--- Given entries ---

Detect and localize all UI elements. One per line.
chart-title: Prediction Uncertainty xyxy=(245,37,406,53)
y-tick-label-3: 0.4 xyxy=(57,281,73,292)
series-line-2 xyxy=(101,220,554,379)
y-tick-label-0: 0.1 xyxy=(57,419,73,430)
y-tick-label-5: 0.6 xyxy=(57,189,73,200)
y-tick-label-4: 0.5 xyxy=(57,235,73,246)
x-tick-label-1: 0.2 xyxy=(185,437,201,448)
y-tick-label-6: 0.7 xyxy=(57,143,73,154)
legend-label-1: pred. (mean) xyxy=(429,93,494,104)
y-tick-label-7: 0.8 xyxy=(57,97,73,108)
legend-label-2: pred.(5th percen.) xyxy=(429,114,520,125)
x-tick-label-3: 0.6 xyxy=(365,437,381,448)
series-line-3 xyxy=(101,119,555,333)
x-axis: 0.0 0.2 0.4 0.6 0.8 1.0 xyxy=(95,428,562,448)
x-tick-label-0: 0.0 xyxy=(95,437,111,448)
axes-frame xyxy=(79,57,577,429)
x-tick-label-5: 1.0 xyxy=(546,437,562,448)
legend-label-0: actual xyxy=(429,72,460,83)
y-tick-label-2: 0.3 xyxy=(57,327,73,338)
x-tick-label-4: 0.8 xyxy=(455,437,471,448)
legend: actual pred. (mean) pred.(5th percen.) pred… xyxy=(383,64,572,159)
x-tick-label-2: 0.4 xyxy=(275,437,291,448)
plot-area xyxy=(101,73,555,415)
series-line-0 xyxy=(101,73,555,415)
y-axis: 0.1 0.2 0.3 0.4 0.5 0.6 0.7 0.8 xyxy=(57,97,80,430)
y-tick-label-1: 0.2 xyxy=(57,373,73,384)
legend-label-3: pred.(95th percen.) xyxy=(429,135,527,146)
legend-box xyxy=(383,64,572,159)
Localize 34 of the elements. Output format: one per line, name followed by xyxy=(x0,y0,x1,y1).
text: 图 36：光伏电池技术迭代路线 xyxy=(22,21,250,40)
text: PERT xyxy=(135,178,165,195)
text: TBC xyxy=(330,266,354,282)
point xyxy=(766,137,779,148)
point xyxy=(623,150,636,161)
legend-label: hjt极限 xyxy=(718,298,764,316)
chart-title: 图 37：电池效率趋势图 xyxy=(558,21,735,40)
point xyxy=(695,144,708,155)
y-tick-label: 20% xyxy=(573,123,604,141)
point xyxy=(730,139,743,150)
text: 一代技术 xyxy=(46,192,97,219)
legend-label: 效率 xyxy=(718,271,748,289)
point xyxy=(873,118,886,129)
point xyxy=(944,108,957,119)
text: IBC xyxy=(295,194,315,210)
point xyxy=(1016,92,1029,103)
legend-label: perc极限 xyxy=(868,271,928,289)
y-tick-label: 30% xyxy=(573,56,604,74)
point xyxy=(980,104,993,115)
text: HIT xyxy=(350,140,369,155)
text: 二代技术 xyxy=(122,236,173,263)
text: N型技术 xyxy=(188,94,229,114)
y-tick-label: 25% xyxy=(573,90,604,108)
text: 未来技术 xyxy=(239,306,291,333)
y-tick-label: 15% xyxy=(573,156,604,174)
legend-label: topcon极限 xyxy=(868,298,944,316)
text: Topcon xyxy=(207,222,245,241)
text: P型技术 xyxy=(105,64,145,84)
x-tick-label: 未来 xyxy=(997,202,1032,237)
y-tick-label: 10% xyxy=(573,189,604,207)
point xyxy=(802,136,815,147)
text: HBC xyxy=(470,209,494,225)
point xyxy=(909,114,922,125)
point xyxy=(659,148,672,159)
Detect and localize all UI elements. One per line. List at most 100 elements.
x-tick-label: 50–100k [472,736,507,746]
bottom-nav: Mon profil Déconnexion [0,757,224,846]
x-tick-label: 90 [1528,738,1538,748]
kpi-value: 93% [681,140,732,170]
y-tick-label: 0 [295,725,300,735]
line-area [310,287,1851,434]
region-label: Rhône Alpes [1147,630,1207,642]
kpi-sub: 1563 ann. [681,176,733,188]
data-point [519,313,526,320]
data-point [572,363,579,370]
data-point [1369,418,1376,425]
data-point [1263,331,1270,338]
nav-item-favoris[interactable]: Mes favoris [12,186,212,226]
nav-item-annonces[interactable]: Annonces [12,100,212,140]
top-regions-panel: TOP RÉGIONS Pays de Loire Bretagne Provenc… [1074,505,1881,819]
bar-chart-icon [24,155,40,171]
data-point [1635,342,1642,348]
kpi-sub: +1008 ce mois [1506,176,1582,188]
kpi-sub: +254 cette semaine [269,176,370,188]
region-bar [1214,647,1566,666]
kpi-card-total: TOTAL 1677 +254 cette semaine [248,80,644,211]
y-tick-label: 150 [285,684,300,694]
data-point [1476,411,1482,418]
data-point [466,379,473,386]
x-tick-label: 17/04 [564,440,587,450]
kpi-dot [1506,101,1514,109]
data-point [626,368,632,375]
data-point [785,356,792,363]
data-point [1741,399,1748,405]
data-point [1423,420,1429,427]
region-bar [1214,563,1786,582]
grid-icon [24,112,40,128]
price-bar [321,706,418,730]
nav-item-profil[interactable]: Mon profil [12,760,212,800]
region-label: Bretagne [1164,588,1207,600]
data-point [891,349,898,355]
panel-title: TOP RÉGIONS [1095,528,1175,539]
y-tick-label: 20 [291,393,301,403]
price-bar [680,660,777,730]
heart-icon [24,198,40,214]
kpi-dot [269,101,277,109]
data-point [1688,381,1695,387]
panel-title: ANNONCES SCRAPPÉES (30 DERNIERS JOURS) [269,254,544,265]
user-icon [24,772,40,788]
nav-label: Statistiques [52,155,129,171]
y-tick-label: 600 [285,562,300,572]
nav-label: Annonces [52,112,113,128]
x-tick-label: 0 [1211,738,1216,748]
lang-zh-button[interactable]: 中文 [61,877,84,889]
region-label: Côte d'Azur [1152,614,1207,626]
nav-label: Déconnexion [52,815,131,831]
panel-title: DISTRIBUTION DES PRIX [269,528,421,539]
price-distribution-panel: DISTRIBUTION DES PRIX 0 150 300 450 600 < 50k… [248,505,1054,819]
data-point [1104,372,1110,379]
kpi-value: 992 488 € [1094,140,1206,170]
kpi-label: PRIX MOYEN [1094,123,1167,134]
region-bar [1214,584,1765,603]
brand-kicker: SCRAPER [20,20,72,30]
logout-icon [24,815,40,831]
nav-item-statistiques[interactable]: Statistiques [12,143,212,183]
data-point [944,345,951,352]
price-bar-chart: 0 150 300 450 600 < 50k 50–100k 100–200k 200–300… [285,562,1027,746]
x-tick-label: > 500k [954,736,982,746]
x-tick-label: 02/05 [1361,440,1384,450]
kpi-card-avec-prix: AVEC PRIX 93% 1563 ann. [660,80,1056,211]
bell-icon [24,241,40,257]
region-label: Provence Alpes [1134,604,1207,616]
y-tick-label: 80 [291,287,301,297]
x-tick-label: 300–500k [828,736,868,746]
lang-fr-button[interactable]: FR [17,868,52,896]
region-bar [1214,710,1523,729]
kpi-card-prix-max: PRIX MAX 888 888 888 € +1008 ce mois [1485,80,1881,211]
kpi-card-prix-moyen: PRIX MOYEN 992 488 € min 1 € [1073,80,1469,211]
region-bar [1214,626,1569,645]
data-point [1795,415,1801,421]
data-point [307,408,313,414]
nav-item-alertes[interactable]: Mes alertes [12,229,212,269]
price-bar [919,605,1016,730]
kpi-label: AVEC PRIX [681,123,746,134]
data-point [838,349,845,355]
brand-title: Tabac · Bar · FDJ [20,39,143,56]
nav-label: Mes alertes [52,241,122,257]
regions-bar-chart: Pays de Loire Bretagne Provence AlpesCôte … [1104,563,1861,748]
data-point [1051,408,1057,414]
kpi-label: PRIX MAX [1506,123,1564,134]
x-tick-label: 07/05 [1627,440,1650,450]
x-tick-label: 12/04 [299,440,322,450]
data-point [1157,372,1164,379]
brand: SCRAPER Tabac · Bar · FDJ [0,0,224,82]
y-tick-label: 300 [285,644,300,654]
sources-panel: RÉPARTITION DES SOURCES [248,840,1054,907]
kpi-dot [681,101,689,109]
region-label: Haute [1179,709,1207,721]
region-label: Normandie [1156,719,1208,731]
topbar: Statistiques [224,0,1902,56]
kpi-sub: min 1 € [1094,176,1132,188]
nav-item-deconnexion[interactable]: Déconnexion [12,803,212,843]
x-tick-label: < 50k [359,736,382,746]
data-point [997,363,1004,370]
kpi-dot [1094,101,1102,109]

---

> **Given instruction**: Rewrite the records starting at the first line and ending at the line that contains "series-line-0 xyxy=(101,73,555,415)", replacing "plot-area" with "plotting-region" and leaving everything else unchanged. Return only those lines.

> **Output for this task**:
Detect and localize all UI elements. One per line.
chart-title: Prediction Uncertainty xyxy=(245,37,406,53)
y-tick-label-3: 0.4 xyxy=(57,281,73,292)
series-line-2 xyxy=(101,220,554,379)
y-tick-label-0: 0.1 xyxy=(57,419,73,430)
y-tick-label-5: 0.6 xyxy=(57,189,73,200)
y-tick-label-4: 0.5 xyxy=(57,235,73,246)
x-tick-label-1: 0.2 xyxy=(185,437,201,448)
y-tick-label-6: 0.7 xyxy=(57,143,73,154)
legend-label-1: pred. (mean) xyxy=(429,93,494,104)
y-tick-label-7: 0.8 xyxy=(57,97,73,108)
legend-label-2: pred.(5th percen.) xyxy=(429,114,520,125)
x-tick-label-3: 0.6 xyxy=(365,437,381,448)
series-line-3 xyxy=(101,119,555,333)
x-axis: 0.0 0.2 0.4 0.6 0.8 1.0 xyxy=(95,428,562,448)
x-tick-label-0: 0.0 xyxy=(95,437,111,448)
axes-frame xyxy=(79,57,577,429)
x-tick-label-5: 1.0 xyxy=(546,437,562,448)
legend-label-0: actual xyxy=(429,72,460,83)
y-tick-label-2: 0.3 xyxy=(57,327,73,338)
x-tick-label-4: 0.8 xyxy=(455,437,471,448)
legend: actual pred. (mean) pred.(5th percen.) pred… xyxy=(383,64,572,159)
x-tick-label-2: 0.4 xyxy=(275,437,291,448)
plotting-region xyxy=(101,73,555,415)
series-line-0 xyxy=(101,73,555,415)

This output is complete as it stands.